OBJECTIVE —
Count lines holding the string "Weekly" in the data that follows. Reply with one number only.

* start SOURCE MATERIAL *

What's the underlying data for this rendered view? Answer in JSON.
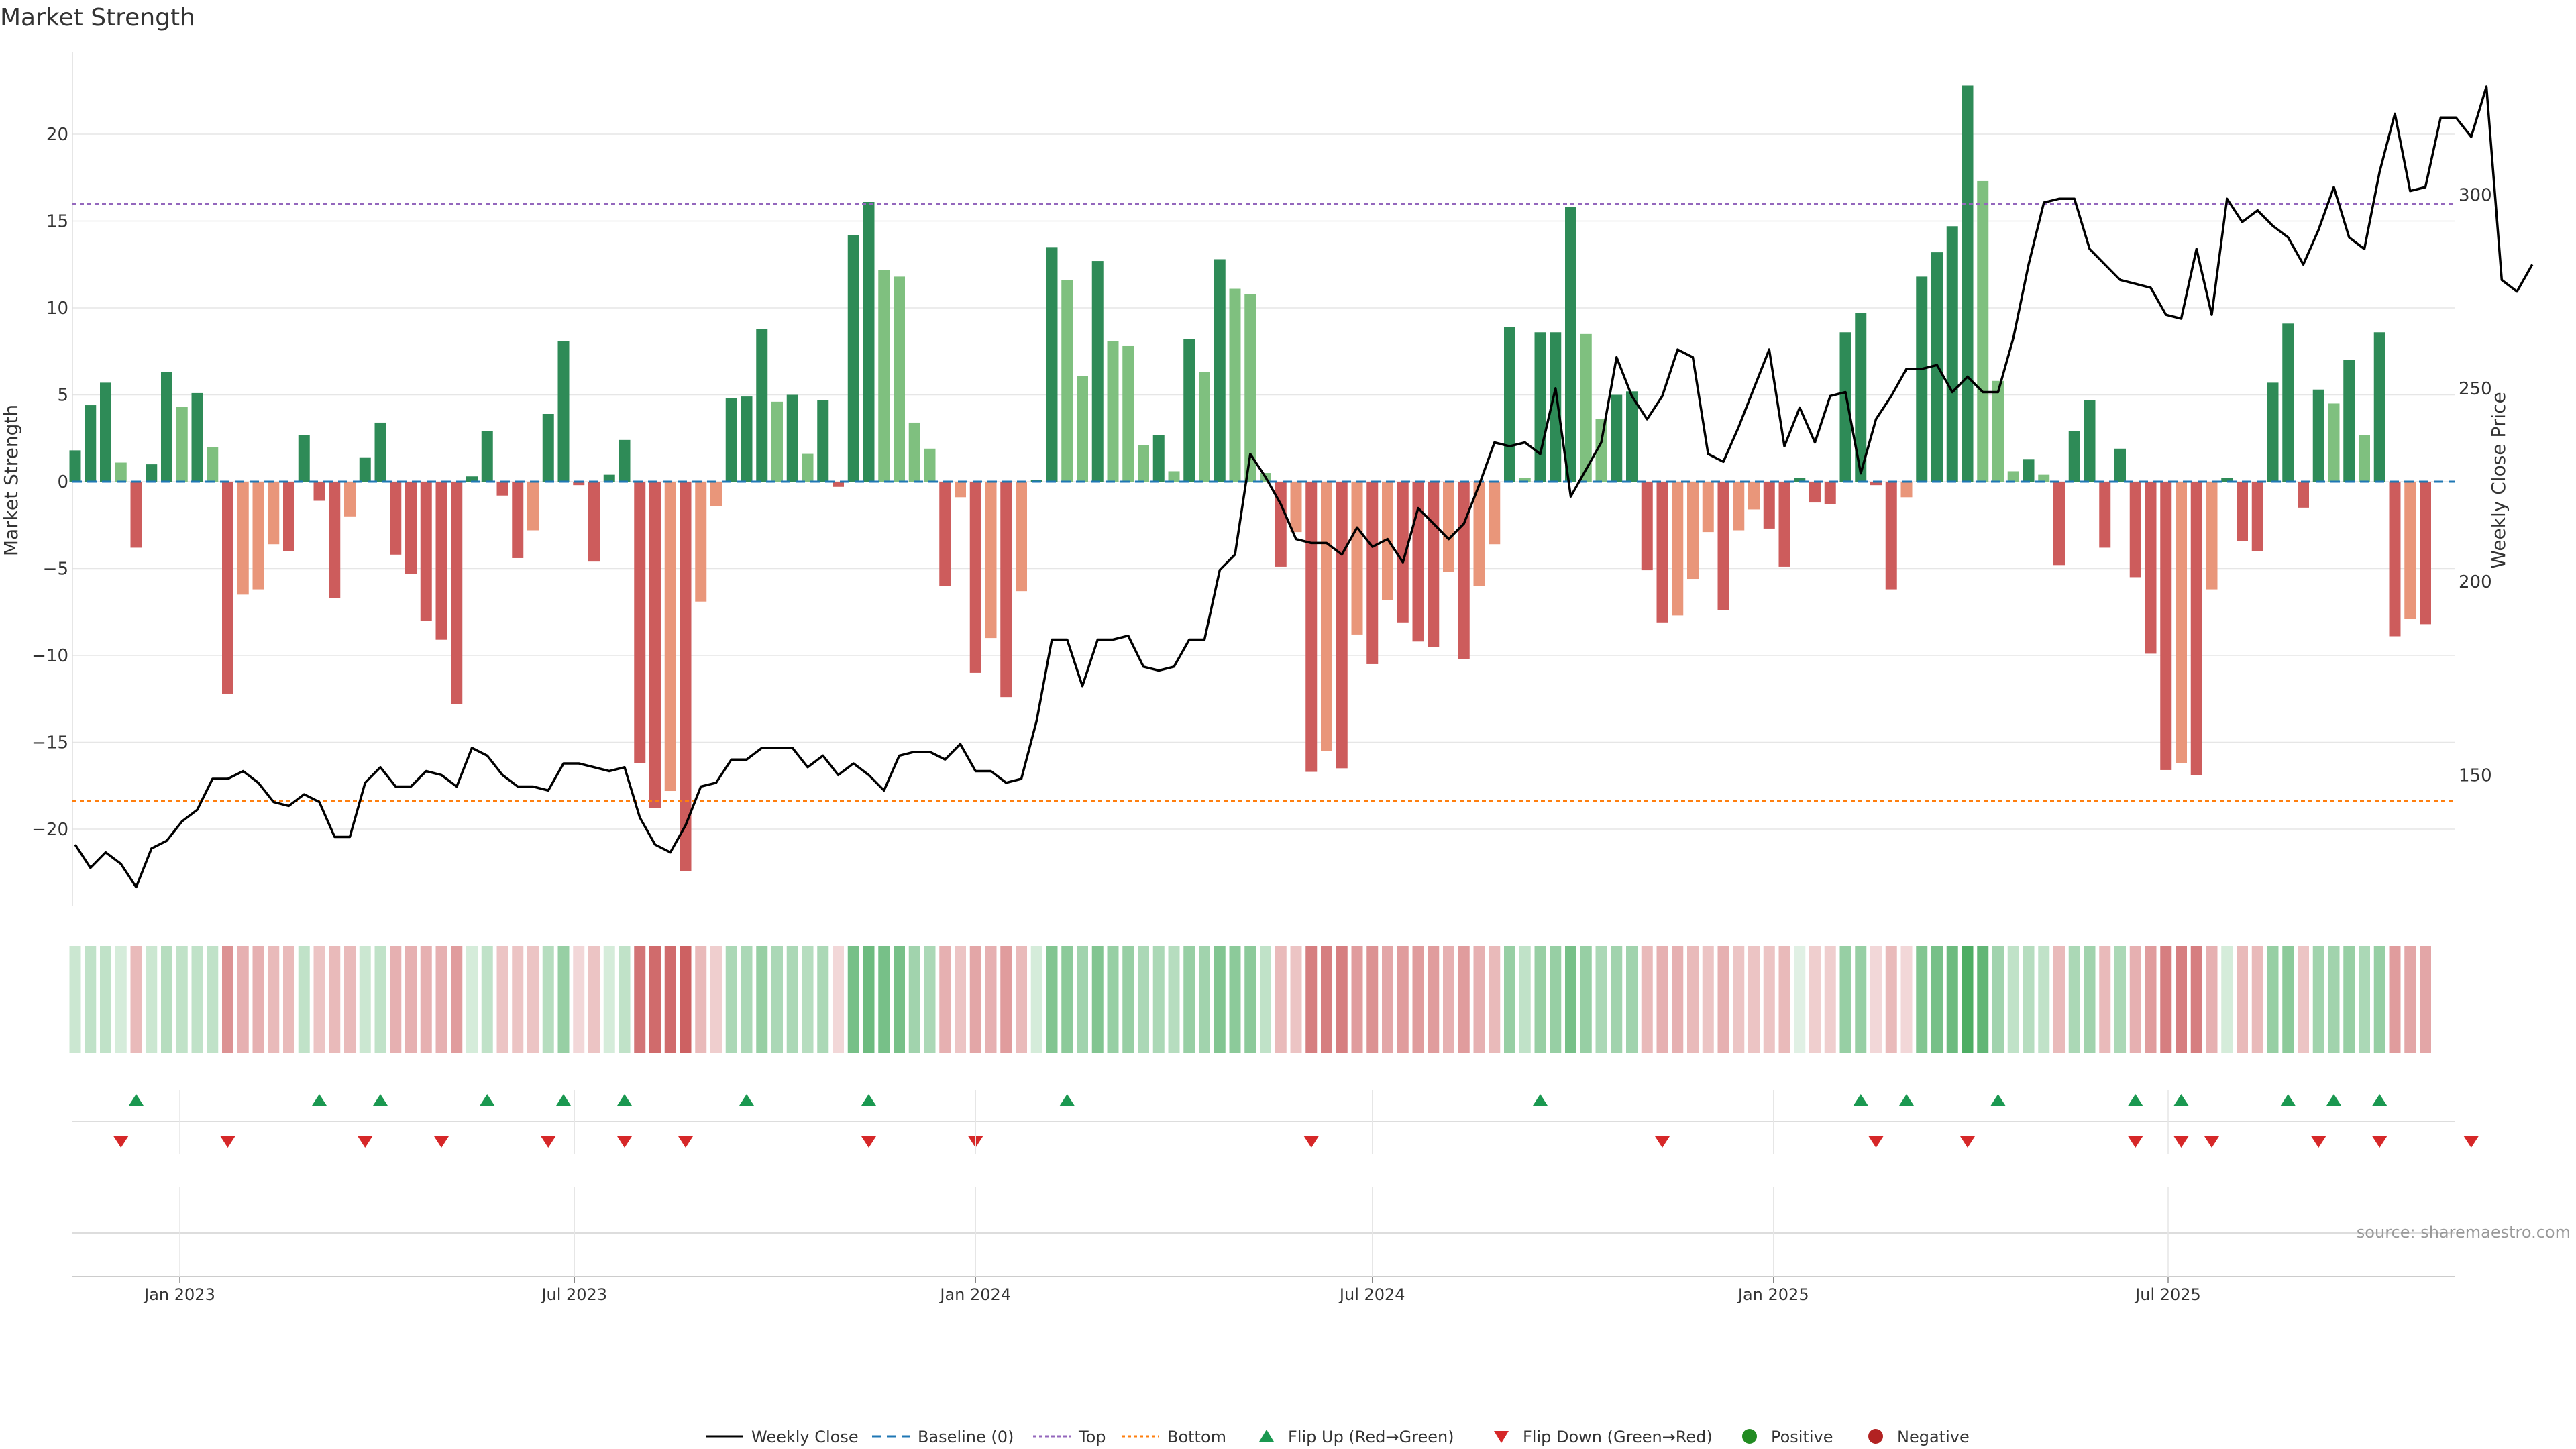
{
  "chart_data": {
    "type": "bar",
    "title": "Market Strength",
    "ylabel": "Market Strength",
    "y2label": "Weekly Close Price",
    "ylim": [
      -24.5,
      25
    ],
    "y2lim": [
      120,
      335
    ],
    "yticks": [
      -20,
      -15,
      -10,
      -5,
      0,
      5,
      10,
      15,
      20
    ],
    "y2ticks": [
      150,
      200,
      250,
      300
    ],
    "x_start": "2022-11-14",
    "x_step_days": 7,
    "xticks": [
      {
        "label": "Jan 2023",
        "date": "2023-01-01"
      },
      {
        "label": "Jul 2023",
        "date": "2023-07-01"
      },
      {
        "label": "Jan 2024",
        "date": "2024-01-01"
      },
      {
        "label": "Jul 2024",
        "date": "2024-07-01"
      },
      {
        "label": "Jan 2025",
        "date": "2025-01-01"
      },
      {
        "label": "Jul 2025",
        "date": "2025-07-01"
      }
    ],
    "top_level": 16,
    "bottom_level": -18.4,
    "strength": [
      1.8,
      4.4,
      5.7,
      1.1,
      -3.8,
      1.0,
      6.3,
      4.3,
      5.1,
      2.0,
      -12.2,
      -6.5,
      -6.2,
      -3.6,
      -4.0,
      2.7,
      -1.1,
      -6.7,
      -2.0,
      1.4,
      3.4,
      -4.2,
      -5.3,
      -8.0,
      -9.1,
      -12.8,
      0.3,
      2.9,
      -0.8,
      -4.4,
      -2.8,
      3.9,
      8.1,
      -0.2,
      -4.6,
      0.4,
      2.4,
      -16.2,
      -18.8,
      -17.8,
      -22.4,
      -6.9,
      -1.4,
      4.8,
      4.9,
      8.8,
      4.6,
      5.0,
      1.6,
      4.7,
      -0.3,
      14.2,
      16.1,
      12.2,
      11.8,
      3.4,
      1.9,
      -6.0,
      -0.9,
      -11.0,
      -9.0,
      -12.4,
      -6.3,
      0.1,
      13.5,
      11.6,
      6.1,
      12.7,
      8.1,
      7.8,
      2.1,
      2.7,
      0.6,
      8.2,
      6.3,
      12.8,
      11.1,
      10.8,
      0.5,
      -4.9,
      -2.9,
      -16.7,
      -15.5,
      -16.5,
      -8.8,
      -10.5,
      -6.8,
      -8.1,
      -9.2,
      -9.5,
      -5.2,
      -10.2,
      -6.0,
      -3.6,
      8.9,
      0.2,
      8.6,
      8.6,
      15.8,
      8.5,
      3.6,
      5.0,
      5.2,
      -5.1,
      -8.1,
      -7.7,
      -5.6,
      -2.9,
      -7.4,
      -2.8,
      -1.6,
      -2.7,
      -4.9,
      0.2,
      -1.2,
      -1.3,
      8.6,
      9.7,
      -0.2,
      -6.2,
      -0.9,
      11.8,
      13.2,
      14.7,
      22.8,
      17.3,
      5.8,
      0.6,
      1.3,
      0.4,
      -4.8,
      2.9,
      4.7,
      -3.8,
      1.9,
      -5.5,
      -9.9,
      -16.6,
      -16.2,
      -16.9,
      -6.2,
      0.2,
      -3.4,
      -4.0,
      5.7,
      9.1,
      -1.5,
      5.3,
      4.5,
      7.0,
      2.7,
      8.6,
      -8.9,
      -7.9,
      -8.2
    ],
    "close": [
      132,
      126,
      130,
      127,
      121,
      131,
      133,
      138,
      141,
      149,
      149,
      151,
      148,
      143,
      142,
      145,
      143,
      134,
      134,
      148,
      152,
      147,
      147,
      151,
      150,
      147,
      157,
      155,
      150,
      147,
      147,
      146,
      153,
      153,
      152,
      151,
      152,
      139,
      132,
      130,
      137,
      147,
      148,
      154,
      154,
      157,
      157,
      157,
      152,
      155,
      150,
      153,
      150,
      146,
      155,
      156,
      156,
      154,
      158,
      151,
      151,
      148,
      149,
      164,
      185,
      185,
      173,
      185,
      185,
      186,
      178,
      177,
      178,
      185,
      185,
      203,
      207,
      233,
      227,
      220,
      211,
      210,
      210,
      207,
      214,
      209,
      211,
      205,
      219,
      215,
      211,
      215,
      225,
      236,
      235,
      236,
      233,
      250,
      222,
      229,
      236,
      258,
      248,
      242,
      248,
      260,
      258,
      233,
      231,
      240,
      250,
      260,
      235,
      245,
      236,
      248,
      249,
      228,
      242,
      248,
      255,
      255,
      256,
      249,
      253,
      249,
      249,
      263,
      282,
      298,
      299,
      299,
      286,
      282,
      278,
      277,
      276,
      269,
      268,
      286,
      269,
      299,
      293,
      296,
      292,
      289,
      282,
      291,
      302,
      289,
      286,
      306,
      321,
      301,
      302,
      320,
      320,
      315,
      328,
      278,
      275,
      282
    ],
    "band": [
      0.25,
      0.3,
      0.3,
      0.2,
      0.35,
      0.25,
      0.35,
      0.3,
      0.3,
      0.3,
      0.55,
      0.4,
      0.4,
      0.35,
      0.35,
      0.3,
      0.3,
      0.35,
      0.35,
      0.25,
      0.3,
      0.4,
      0.4,
      0.4,
      0.4,
      0.5,
      0.2,
      0.3,
      0.3,
      0.3,
      0.3,
      0.35,
      0.5,
      0.2,
      0.3,
      0.2,
      0.3,
      0.7,
      0.75,
      0.75,
      0.8,
      0.35,
      0.25,
      0.4,
      0.4,
      0.5,
      0.4,
      0.4,
      0.35,
      0.4,
      0.2,
      0.65,
      0.7,
      0.65,
      0.65,
      0.45,
      0.4,
      0.4,
      0.3,
      0.45,
      0.4,
      0.5,
      0.35,
      0.2,
      0.6,
      0.55,
      0.45,
      0.6,
      0.5,
      0.5,
      0.4,
      0.4,
      0.35,
      0.5,
      0.45,
      0.6,
      0.55,
      0.55,
      0.3,
      0.35,
      0.3,
      0.65,
      0.65,
      0.65,
      0.5,
      0.55,
      0.45,
      0.5,
      0.5,
      0.5,
      0.4,
      0.5,
      0.4,
      0.35,
      0.5,
      0.3,
      0.5,
      0.5,
      0.65,
      0.5,
      0.4,
      0.45,
      0.45,
      0.35,
      0.4,
      0.4,
      0.35,
      0.3,
      0.4,
      0.3,
      0.3,
      0.3,
      0.35,
      0.15,
      0.25,
      0.25,
      0.5,
      0.5,
      0.2,
      0.35,
      0.2,
      0.6,
      0.65,
      0.7,
      0.85,
      0.75,
      0.45,
      0.3,
      0.35,
      0.3,
      0.35,
      0.4,
      0.45,
      0.35,
      0.4,
      0.4,
      0.5,
      0.65,
      0.65,
      0.65,
      0.4,
      0.2,
      0.35,
      0.35,
      0.5,
      0.55,
      0.3,
      0.45,
      0.45,
      0.5,
      0.4,
      0.5,
      0.5,
      0.45,
      0.45
    ],
    "flip_up_dates": [
      "2022-12-12",
      "2023-03-06",
      "2023-04-03",
      "2023-05-22",
      "2023-06-26",
      "2023-07-24",
      "2023-09-18",
      "2023-11-13",
      "2024-02-12",
      "2024-09-16",
      "2025-02-10",
      "2025-03-03",
      "2025-04-14",
      "2025-06-16",
      "2025-07-07",
      "2025-08-25",
      "2025-09-15",
      "2025-10-06"
    ],
    "flip_down_dates": [
      "2022-12-05",
      "2023-01-23",
      "2023-03-27",
      "2023-05-01",
      "2023-06-19",
      "2023-07-24",
      "2023-08-21",
      "2023-11-13",
      "2024-01-01",
      "2024-06-03",
      "2024-11-11",
      "2025-02-17",
      "2025-03-31",
      "2025-06-16",
      "2025-07-07",
      "2025-07-21",
      "2025-09-08",
      "2025-10-06",
      "2025-11-17"
    ],
    "legend": [
      "Weekly Close",
      "Baseline (0)",
      "Top",
      "Bottom",
      "Flip Up (Red→Green)",
      "Flip Down (Green→Red)",
      "Positive",
      "Negative"
    ],
    "source": "source: sharemaestro.com",
    "colors": {
      "pos_strong": "#2e8b57",
      "pos_light": "#7fc07f",
      "neg_strong": "#cd5c5c",
      "neg_light": "#e9967a",
      "close_line": "#000000",
      "baseline": "#1f77b4",
      "top_line": "#9467bd",
      "bottom_line": "#ff7f0e",
      "flip_up": "#1a9850",
      "flip_down": "#d62728",
      "positive_dot": "#228b22",
      "negative_dot": "#b22222",
      "grid": "#e6e6e6"
    }
  }
}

* end SOURCE MATERIAL *

RESULT OF THE EXERCISE —
2